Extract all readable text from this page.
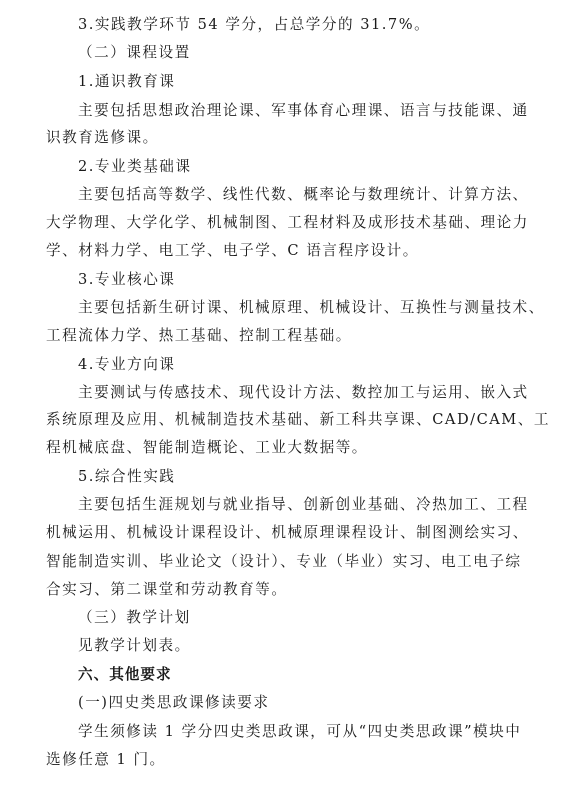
3.实践教学环节 54 学分，占总学分的 31.7%。
（二）课程设置
1.通识教育课
主要包括思想政治理论课、军事体育心理课、语言与技能课、通
识教育选修课。
2.专业类基础课
主要包括高等数学、线性代数、概率论与数理统计、计算方法、
大学物理、大学化学、机械制图、工程材料及成形技术基础、理论力
学、材料力学、电工学、电子学、C 语言程序设计。
3.专业核心课
主要包括新生研讨课、机械原理、机械设计、互换性与测量技术、
工程流体力学、热工基础、控制工程基础。
4.专业方向课
主要测试与传感技术、现代设计方法、数控加工与运用、嵌入式
系统原理及应用、机械制造技术基础、新工科共享课、CAD/CAM、工
程机械底盘、智能制造概论、工业大数据等。
5.综合性实践
主要包括生涯规划与就业指导、创新创业基础、冷热加工、工程
机械运用、机械设计课程设计、机械原理课程设计、制图测绘实习、
智能制造实训、毕业论文（设计）、专业（毕业）实习、电工电子综
合实习、第二课堂和劳动教育等。
（三）教学计划
见教学计划表。
六、其他要求
(一)四史类思政课修读要求
学生须修读 1 学分四史类思政课，可从“四史类思政课”模块中
选修任意 1 门。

———

▶ [Your objective] The material above must be printed exactly, with its pictures left out.

▶ [Exercise answer]
Extract all readable text from this page.
3.实践教学环节 54 学分，占总学分的 31.7%。
（二）课程设置
1.通识教育课
主要包括思想政治理论课、军事体育心理课、语言与技能课、通
识教育选修课。
2.专业类基础课
主要包括高等数学、线性代数、概率论与数理统计、计算方法、
大学物理、大学化学、机械制图、工程材料及成形技术基础、理论力
学、材料力学、电工学、电子学、C 语言程序设计。
3.专业核心课
主要包括新生研讨课、机械原理、机械设计、互换性与测量技术、
工程流体力学、热工基础、控制工程基础。
4.专业方向课
主要测试与传感技术、现代设计方法、数控加工与运用、嵌入式
系统原理及应用、机械制造技术基础、新工科共享课、CAD/CAM、工
程机械底盘、智能制造概论、工业大数据等。
5.综合性实践
主要包括生涯规划与就业指导、创新创业基础、冷热加工、工程
机械运用、机械设计课程设计、机械原理课程设计、制图测绘实习、
智能制造实训、毕业论文（设计）、专业（毕业）实习、电工电子综
合实习、第二课堂和劳动教育等。
（三）教学计划
见教学计划表。
六、其他要求
(一)四史类思政课修读要求
学生须修读 1 学分四史类思政课，可从“四史类思政课”模块中
选修任意 1 门。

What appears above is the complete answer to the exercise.